= REQUIREMENT =
Would it be possible to write out each entry below exactly, without the pictures?

───── RECORDS TO USE

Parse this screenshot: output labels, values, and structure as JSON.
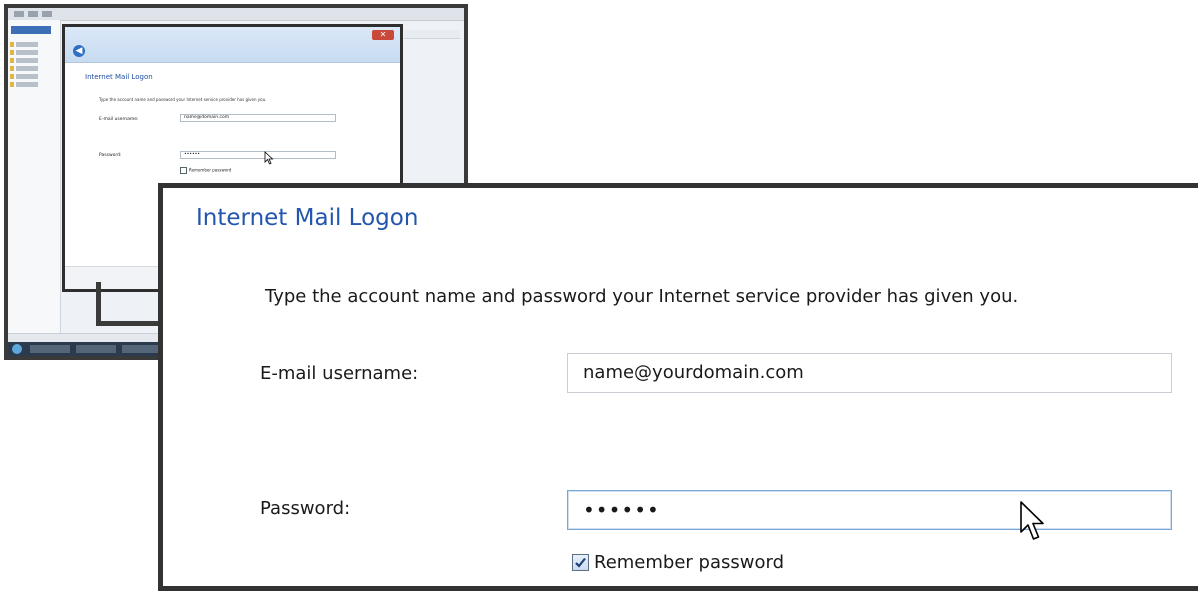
{
  "dialog": {
    "title": "Internet Mail Logon",
    "instruction": "Type the account name and password your Internet service provider has given you.",
    "username_label": "E-mail username:",
    "username_value": "name@yourdomain.com",
    "password_label": "Password:",
    "password_value": "••••••",
    "remember_label": "Remember password",
    "remember_checked": true
  },
  "thumbnail": {
    "title": "Internet Mail Logon",
    "instruction": "Type the account name and password your Internet service provider has given you.",
    "username_label": "E-mail username:",
    "username_value": "name@domain.com",
    "password_label": "Password:",
    "password_value": "••••••",
    "remember_label": "Remember password",
    "close_glyph": "✕",
    "back_glyph": "◀"
  },
  "icons": {
    "checkmark": "✓"
  },
  "colors": {
    "title_blue": "#2356ad",
    "focus_border": "#7aa6d3"
  }
}
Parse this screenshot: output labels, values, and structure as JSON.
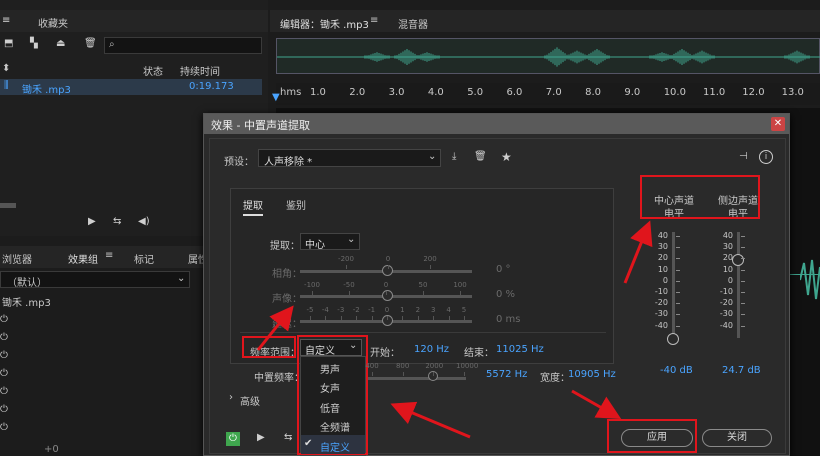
{
  "left_top": {
    "tab_folder": "",
    "tab_fav": "收藏夹",
    "col_status": "状态",
    "col_duration": "持续时间",
    "file_name": "锄禾 .mp3",
    "file_duration": "0:19.173"
  },
  "left_bottom": {
    "tab_browser": "浏览器",
    "tab_effects": "效果组",
    "tab_markers": "标记",
    "tab_props": "属性",
    "preset": "（默认）",
    "file": "锄禾 .mp3",
    "zero": "+0"
  },
  "editor": {
    "tab_editor": "编辑器：锄禾 .mp3",
    "tab_mixer": "混音器",
    "ruler_unit": "hms",
    "ruler": [
      "1.0",
      "2.0",
      "3.0",
      "4.0",
      "5.0",
      "6.0",
      "7.0",
      "8.0",
      "9.0",
      "10.0",
      "11.0",
      "12.0",
      "13.0"
    ]
  },
  "dialog": {
    "title": "效果 - 中置声道提取",
    "preset_label": "预设：",
    "preset_value": "人声移除 *",
    "tab_extract": "提取",
    "tab_identify": "鉴别",
    "extract_label": "提取：",
    "extract_value": "中心",
    "phase_label": "相角：",
    "phase_ticks": [
      "-200",
      "0",
      "200"
    ],
    "phase_value": "0 °",
    "pan_label": "声像：",
    "pan_ticks": [
      "-100",
      "-50",
      "0",
      "50",
      "100"
    ],
    "pan_value": "0 %",
    "delay_label": "延迟：",
    "delay_ticks": [
      "-5",
      "-4",
      "-3",
      "-2",
      "-1",
      "0",
      "1",
      "2",
      "3",
      "4",
      "5"
    ],
    "delay_value": "0 ms",
    "freq_label": "频率范围：",
    "freq_value": "自定义",
    "start_label": "开始：",
    "start_value": "120 Hz",
    "end_label": "结束：",
    "end_value": "11025 Hz",
    "center_freq_label": "中置频率：",
    "center_ticks": [
      "400",
      "800",
      "2000",
      "10000"
    ],
    "center_freq_value": "5572 Hz",
    "width_label": "宽度：",
    "width_value": "10905 Hz",
    "advanced": "高级",
    "meter_center": "中心声道电平",
    "meter_side": "侧边声道电平",
    "meter_ticks": [
      "40",
      "30",
      "20",
      "10",
      "0",
      "-10",
      "-20",
      "-30",
      "-40"
    ],
    "center_level": "-40 dB",
    "side_level": "24.7 dB",
    "apply": "应用",
    "close": "关闭",
    "options": [
      "男声",
      "女声",
      "低音",
      "全频谱",
      "自定义"
    ]
  },
  "colors": {
    "accent": "#4aa4ff",
    "waveform": "#3fa68f",
    "highlight": "#e0151c",
    "power": "#3fa64e"
  }
}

──────────

= SOLUTION FOR THIS TASK =
Parse this screenshot: output labels, values, and structure as JSON.
{
  "dialog": {
    "title": "Internet Mail Logon",
    "instruction": "Type the account name and password your Internet service provider has given you.",
    "username_label": "E-mail username:",
    "username_value": "name@yourdomain.com",
    "password_label": "Password:",
    "password_value": "••••••",
    "remember_label": "Remember password",
    "remember_checked": true
  },
  "thumbnail": {
    "title": "Internet Mail Logon",
    "instruction": "Type the account name and password your Internet service provider has given you.",
    "username_label": "E-mail username:",
    "username_value": "name@domain.com",
    "password_label": "Password:",
    "password_value": "••••••",
    "remember_label": "Remember password",
    "close_glyph": "✕",
    "back_glyph": "◀"
  },
  "icons": {
    "checkmark": "✓"
  },
  "colors": {
    "title_blue": "#2356ad",
    "focus_border": "#7aa6d3"
  }
}
Parse this screenshot: output labels, values, and structure as JSON.
{
  "left_top": {
    "tab_folder": "",
    "tab_fav": "收藏夹",
    "col_status": "状态",
    "col_duration": "持续时间",
    "file_name": "锄禾 .mp3",
    "file_duration": "0:19.173"
  },
  "left_bottom": {
    "tab_browser": "浏览器",
    "tab_effects": "效果组",
    "tab_markers": "标记",
    "tab_props": "属性",
    "preset": "（默认）",
    "file": "锄禾 .mp3",
    "zero": "+0"
  },
  "editor": {
    "tab_editor": "编辑器：锄禾 .mp3",
    "tab_mixer": "混音器",
    "ruler_unit": "hms",
    "ruler": [
      "1.0",
      "2.0",
      "3.0",
      "4.0",
      "5.0",
      "6.0",
      "7.0",
      "8.0",
      "9.0",
      "10.0",
      "11.0",
      "12.0",
      "13.0"
    ]
  },
  "dialog": {
    "title": "效果 - 中置声道提取",
    "preset_label": "预设：",
    "preset_value": "人声移除 *",
    "tab_extract": "提取",
    "tab_identify": "鉴别",
    "extract_label": "提取：",
    "extract_value": "中心",
    "phase_label": "相角：",
    "phase_ticks": [
      "-200",
      "0",
      "200"
    ],
    "phase_value": "0 °",
    "pan_label": "声像：",
    "pan_ticks": [
      "-100",
      "-50",
      "0",
      "50",
      "100"
    ],
    "pan_value": "0 %",
    "delay_label": "延迟：",
    "delay_ticks": [
      "-5",
      "-4",
      "-3",
      "-2",
      "-1",
      "0",
      "1",
      "2",
      "3",
      "4",
      "5"
    ],
    "delay_value": "0 ms",
    "freq_label": "频率范围：",
    "freq_value": "自定义",
    "start_label": "开始：",
    "start_value": "120 Hz",
    "end_label": "结束：",
    "end_value": "11025 Hz",
    "center_freq_label": "中置频率：",
    "center_ticks": [
      "400",
      "800",
      "2000",
      "10000"
    ],
    "center_freq_value": "5572 Hz",
    "width_label": "宽度：",
    "width_value": "10905 Hz",
    "advanced": "高级",
    "meter_center": "中心声道电平",
    "meter_side": "侧边声道电平",
    "meter_ticks": [
      "40",
      "30",
      "20",
      "10",
      "0",
      "-10",
      "-20",
      "-30",
      "-40"
    ],
    "center_level": "-40 dB",
    "side_level": "24.7 dB",
    "apply": "应用",
    "close": "关闭",
    "options": [
      "男声",
      "女声",
      "低音",
      "全频谱",
      "自定义"
    ]
  },
  "colors": {
    "accent": "#4aa4ff",
    "waveform": "#3fa68f",
    "highlight": "#e0151c",
    "power": "#3fa64e"
  }
}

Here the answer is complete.